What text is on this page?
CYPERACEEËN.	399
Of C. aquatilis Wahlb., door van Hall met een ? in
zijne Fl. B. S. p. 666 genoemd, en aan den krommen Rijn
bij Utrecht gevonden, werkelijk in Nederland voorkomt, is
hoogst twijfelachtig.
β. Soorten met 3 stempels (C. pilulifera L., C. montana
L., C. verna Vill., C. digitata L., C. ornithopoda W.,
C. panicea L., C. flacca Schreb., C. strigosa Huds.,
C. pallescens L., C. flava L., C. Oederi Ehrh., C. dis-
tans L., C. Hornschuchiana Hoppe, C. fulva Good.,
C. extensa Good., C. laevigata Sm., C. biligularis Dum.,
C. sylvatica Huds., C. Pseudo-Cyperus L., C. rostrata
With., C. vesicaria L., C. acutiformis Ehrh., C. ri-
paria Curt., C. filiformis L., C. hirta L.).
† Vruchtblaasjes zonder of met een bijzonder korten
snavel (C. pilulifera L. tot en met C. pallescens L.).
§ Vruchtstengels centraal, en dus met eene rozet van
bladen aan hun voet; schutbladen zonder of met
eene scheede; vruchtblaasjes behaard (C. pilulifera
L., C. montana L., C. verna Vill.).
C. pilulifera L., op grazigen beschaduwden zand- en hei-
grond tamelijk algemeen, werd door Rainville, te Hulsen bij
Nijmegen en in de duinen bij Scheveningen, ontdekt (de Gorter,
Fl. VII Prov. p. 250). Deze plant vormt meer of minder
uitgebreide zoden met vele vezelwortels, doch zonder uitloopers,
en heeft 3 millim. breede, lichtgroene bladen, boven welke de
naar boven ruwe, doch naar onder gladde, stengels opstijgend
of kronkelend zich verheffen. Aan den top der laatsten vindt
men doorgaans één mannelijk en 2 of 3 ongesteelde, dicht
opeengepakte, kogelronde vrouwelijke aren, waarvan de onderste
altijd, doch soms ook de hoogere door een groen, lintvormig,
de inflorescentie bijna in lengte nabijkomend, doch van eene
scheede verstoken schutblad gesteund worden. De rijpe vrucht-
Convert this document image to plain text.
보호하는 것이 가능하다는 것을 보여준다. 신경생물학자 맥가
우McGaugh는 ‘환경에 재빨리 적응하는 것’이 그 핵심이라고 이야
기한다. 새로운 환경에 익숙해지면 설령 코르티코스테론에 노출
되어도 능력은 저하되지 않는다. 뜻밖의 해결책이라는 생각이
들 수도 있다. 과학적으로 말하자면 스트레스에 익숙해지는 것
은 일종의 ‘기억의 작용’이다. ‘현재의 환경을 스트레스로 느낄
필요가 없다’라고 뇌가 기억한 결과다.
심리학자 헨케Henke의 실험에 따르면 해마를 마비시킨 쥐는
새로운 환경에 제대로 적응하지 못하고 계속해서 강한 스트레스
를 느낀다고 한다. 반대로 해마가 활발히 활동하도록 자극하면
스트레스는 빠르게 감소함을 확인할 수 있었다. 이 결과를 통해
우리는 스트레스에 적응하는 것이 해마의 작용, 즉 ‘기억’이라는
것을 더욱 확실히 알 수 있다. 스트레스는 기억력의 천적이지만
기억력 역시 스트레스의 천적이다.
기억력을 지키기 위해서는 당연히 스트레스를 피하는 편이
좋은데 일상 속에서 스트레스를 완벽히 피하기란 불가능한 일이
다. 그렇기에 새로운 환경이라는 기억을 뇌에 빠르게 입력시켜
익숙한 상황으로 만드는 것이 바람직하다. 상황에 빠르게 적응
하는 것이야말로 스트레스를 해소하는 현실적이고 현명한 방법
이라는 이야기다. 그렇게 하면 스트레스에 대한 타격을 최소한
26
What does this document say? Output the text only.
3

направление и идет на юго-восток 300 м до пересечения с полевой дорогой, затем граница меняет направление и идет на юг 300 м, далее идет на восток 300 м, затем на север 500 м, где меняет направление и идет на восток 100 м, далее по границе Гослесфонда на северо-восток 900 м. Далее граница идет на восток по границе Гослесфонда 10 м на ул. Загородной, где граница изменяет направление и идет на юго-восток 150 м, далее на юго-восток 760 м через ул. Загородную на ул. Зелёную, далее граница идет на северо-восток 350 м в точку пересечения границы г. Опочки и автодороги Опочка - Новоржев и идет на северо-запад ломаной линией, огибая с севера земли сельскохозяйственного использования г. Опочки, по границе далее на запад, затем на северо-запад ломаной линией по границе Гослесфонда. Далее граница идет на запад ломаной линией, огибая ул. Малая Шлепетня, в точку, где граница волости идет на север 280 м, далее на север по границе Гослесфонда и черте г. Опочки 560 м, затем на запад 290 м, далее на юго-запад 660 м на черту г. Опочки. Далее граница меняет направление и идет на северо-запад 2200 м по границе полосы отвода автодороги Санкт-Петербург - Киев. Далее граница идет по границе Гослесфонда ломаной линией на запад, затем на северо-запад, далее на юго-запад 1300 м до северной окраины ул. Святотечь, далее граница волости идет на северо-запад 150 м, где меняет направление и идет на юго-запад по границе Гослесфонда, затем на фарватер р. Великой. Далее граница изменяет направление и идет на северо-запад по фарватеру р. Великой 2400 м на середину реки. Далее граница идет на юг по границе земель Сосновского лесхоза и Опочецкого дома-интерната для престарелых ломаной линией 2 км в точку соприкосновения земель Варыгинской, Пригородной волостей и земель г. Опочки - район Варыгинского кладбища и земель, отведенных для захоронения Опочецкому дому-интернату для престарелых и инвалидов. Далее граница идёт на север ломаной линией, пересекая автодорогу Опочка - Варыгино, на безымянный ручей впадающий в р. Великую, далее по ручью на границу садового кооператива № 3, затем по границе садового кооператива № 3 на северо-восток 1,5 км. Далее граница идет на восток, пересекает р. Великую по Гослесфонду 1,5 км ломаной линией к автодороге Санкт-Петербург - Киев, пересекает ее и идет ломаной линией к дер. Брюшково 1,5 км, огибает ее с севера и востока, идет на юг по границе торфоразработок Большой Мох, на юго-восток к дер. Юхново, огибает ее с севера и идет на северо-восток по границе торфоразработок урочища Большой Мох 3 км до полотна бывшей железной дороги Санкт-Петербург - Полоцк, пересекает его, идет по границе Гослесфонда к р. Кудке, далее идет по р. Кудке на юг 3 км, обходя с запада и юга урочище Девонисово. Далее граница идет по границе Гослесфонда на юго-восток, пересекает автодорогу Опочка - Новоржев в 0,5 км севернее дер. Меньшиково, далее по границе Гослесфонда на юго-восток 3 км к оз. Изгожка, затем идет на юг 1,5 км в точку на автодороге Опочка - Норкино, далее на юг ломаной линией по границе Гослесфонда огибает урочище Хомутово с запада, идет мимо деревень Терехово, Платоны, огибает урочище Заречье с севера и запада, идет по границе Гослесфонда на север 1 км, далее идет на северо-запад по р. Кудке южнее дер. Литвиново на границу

## Work to be completed
For the entries shown above, give the number of lines that include the word "scheede", without any other text.

## Solution for this task
2